Set each entry down verbatim, omitting images.

[Some records]
------

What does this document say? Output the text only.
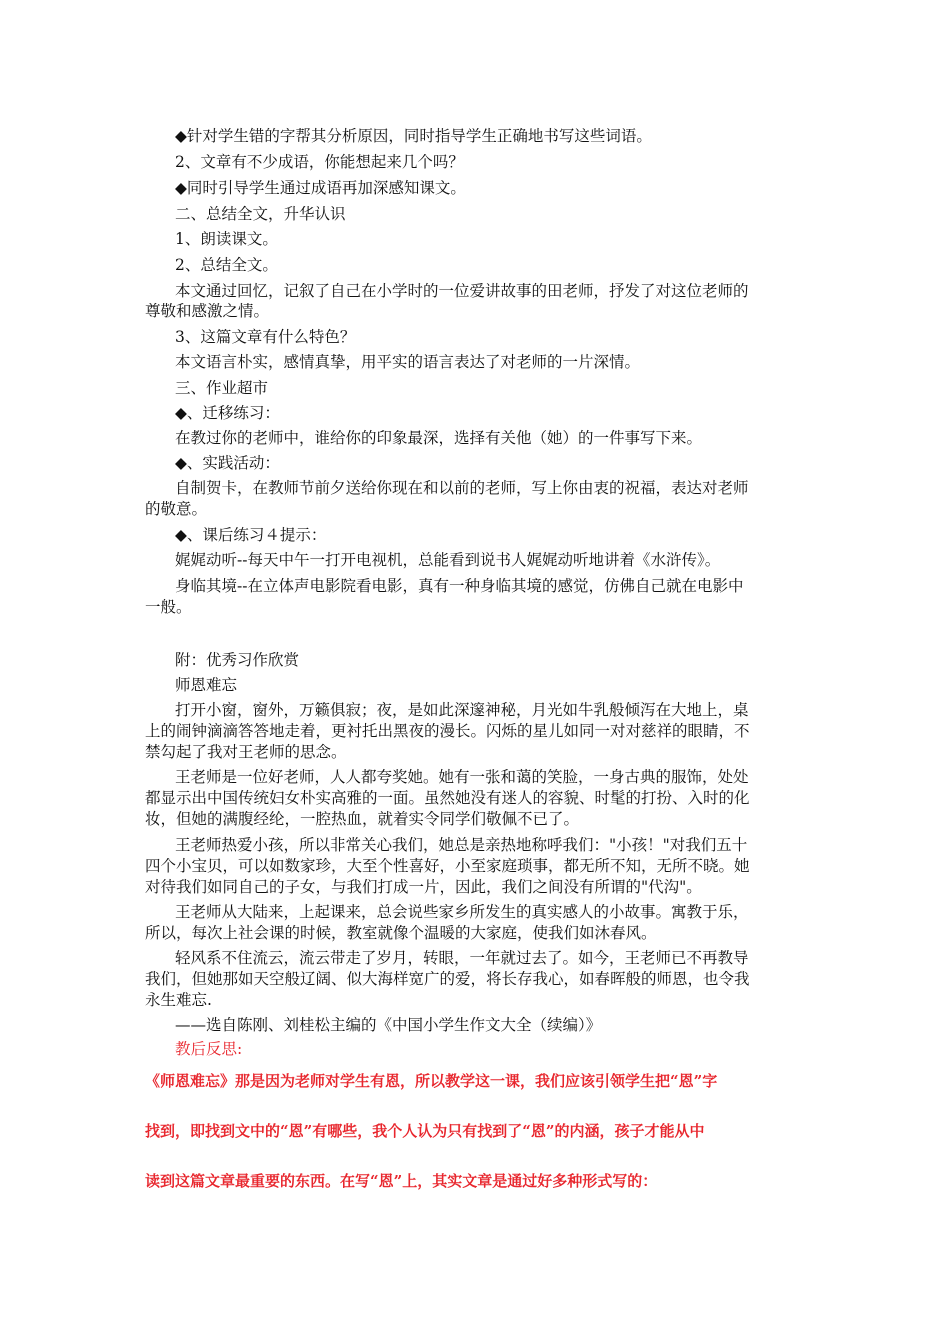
◆针对学生错的字帮其分析原因，同时指导学生正确地书写这些词语。
2、文章有不少成语，你能想起来几个吗？
◆同时引导学生通过成语再加深感知课文。
二、总结全文，升华认识
1、朗读课文。
2、总结全文。
本文通过回忆，记叙了自己在小学时的一位爱讲故事的田老师，抒发了对这位老师的
尊敬和感激之情。
3、这篇文章有什么特色？
本文语言朴实，感情真挚，用平实的语言表达了对老师的一片深情。
三、作业超市
◆、迁移练习：
在教过你的老师中，谁给你的印象最深，选择有关他（她）的一件事写下来。
◆、实践活动：
自制贺卡，在教师节前夕送给你现在和以前的老师，写上你由衷的祝福，表达对老师
的敬意。
◆、课后练习４提示：
娓娓动听--每天中午一打开电视机，总能看到说书人娓娓动听地讲着《水浒传》。
身临其境--在立体声电影院看电影，真有一种身临其境的感觉，仿佛自己就在电影中
一般。
附：优秀习作欣赏
师恩难忘
打开小窗，窗外，万籁俱寂；夜，是如此深邃神秘，月光如牛乳般倾泻在大地上，桌
上的闹钟滴滴答答地走着，更衬托出黑夜的漫长。闪烁的星儿如同一对对慈祥的眼睛，不
禁勾起了我对王老师的思念。
王老师是一位好老师，人人都夸奖她。她有一张和蔼的笑脸，一身古典的服饰，处处
都显示出中国传统妇女朴实高雅的一面。虽然她没有迷人的容貌、时髦的打扮、入时的化
妆，但她的满腹经纶，一腔热血，就着实令同学们敬佩不已了。
王老师热爱小孩，所以非常关心我们，她总是亲热地称呼我们："小孩！"对我们五十
四个小宝贝，可以如数家珍，大至个性喜好，小至家庭琐事，都无所不知，无所不晓。她
对待我们如同自己的子女，与我们打成一片，因此，我们之间没有所谓的"代沟"。
王老师从大陆来，上起课来，总会说些家乡所发生的真实感人的小故事。寓教于乐，
所以，每次上社会课的时候，教室就像个温暖的大家庭，使我们如沐春风。
轻风系不住流云，流云带走了岁月，转眼，一年就过去了。如今，王老师已不再教导
我们，但她那如天空般辽阔、似大海样宽广的爱，将长存我心，如春晖般的师恩，也令我
永生难忘.
——选自陈刚、刘桂松主编的《中国小学生作文大全（续编）》
教后反思:
《师恩难忘》那是因为老师对学生有恩，所以教学这一课，我们应该引领学生把“恩”字
找到，即找到文中的“恩”有哪些，我个人认为只有找到了“恩”的内涵，孩子才能从中
读到这篇文章最重要的东西。在写“恩”上，其实文章是通过好多种形式写的：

------

Exercise solution:
What does this document say? Output the text only.
◆针对学生错的字帮其分析原因，同时指导学生正确地书写这些词语。
2、文章有不少成语，你能想起来几个吗？
◆同时引导学生通过成语再加深感知课文。
二、总结全文，升华认识
1、朗读课文。
2、总结全文。
本文通过回忆，记叙了自己在小学时的一位爱讲故事的田老师，抒发了对这位老师的
尊敬和感激之情。
3、这篇文章有什么特色？
本文语言朴实，感情真挚，用平实的语言表达了对老师的一片深情。
三、作业超市
◆、迁移练习：
在教过你的老师中，谁给你的印象最深，选择有关他（她）的一件事写下来。
◆、实践活动：
自制贺卡，在教师节前夕送给你现在和以前的老师，写上你由衷的祝福，表达对老师
的敬意。
◆、课后练习４提示：
娓娓动听--每天中午一打开电视机，总能看到说书人娓娓动听地讲着《水浒传》。
身临其境--在立体声电影院看电影，真有一种身临其境的感觉，仿佛自己就在电影中
一般。
附：优秀习作欣赏
师恩难忘
打开小窗，窗外，万籁俱寂；夜，是如此深邃神秘，月光如牛乳般倾泻在大地上，桌
上的闹钟滴滴答答地走着，更衬托出黑夜的漫长。闪烁的星儿如同一对对慈祥的眼睛，不
禁勾起了我对王老师的思念。
王老师是一位好老师，人人都夸奖她。她有一张和蔼的笑脸，一身古典的服饰，处处
都显示出中国传统妇女朴实高雅的一面。虽然她没有迷人的容貌、时髦的打扮、入时的化
妆，但她的满腹经纶，一腔热血，就着实令同学们敬佩不已了。
王老师热爱小孩，所以非常关心我们，她总是亲热地称呼我们："小孩！"对我们五十
四个小宝贝，可以如数家珍，大至个性喜好，小至家庭琐事，都无所不知，无所不晓。她
对待我们如同自己的子女，与我们打成一片，因此，我们之间没有所谓的"代沟"。
王老师从大陆来，上起课来，总会说些家乡所发生的真实感人的小故事。寓教于乐，
所以，每次上社会课的时候，教室就像个温暖的大家庭，使我们如沐春风。
轻风系不住流云，流云带走了岁月，转眼，一年就过去了。如今，王老师已不再教导
我们，但她那如天空般辽阔、似大海样宽广的爱，将长存我心，如春晖般的师恩，也令我
永生难忘.
——选自陈刚、刘桂松主编的《中国小学生作文大全（续编）》
教后反思:
《师恩难忘》那是因为老师对学生有恩，所以教学这一课，我们应该引领学生把“恩”字
找到，即找到文中的“恩”有哪些，我个人认为只有找到了“恩”的内涵，孩子才能从中
读到这篇文章最重要的东西。在写“恩”上，其实文章是通过好多种形式写的：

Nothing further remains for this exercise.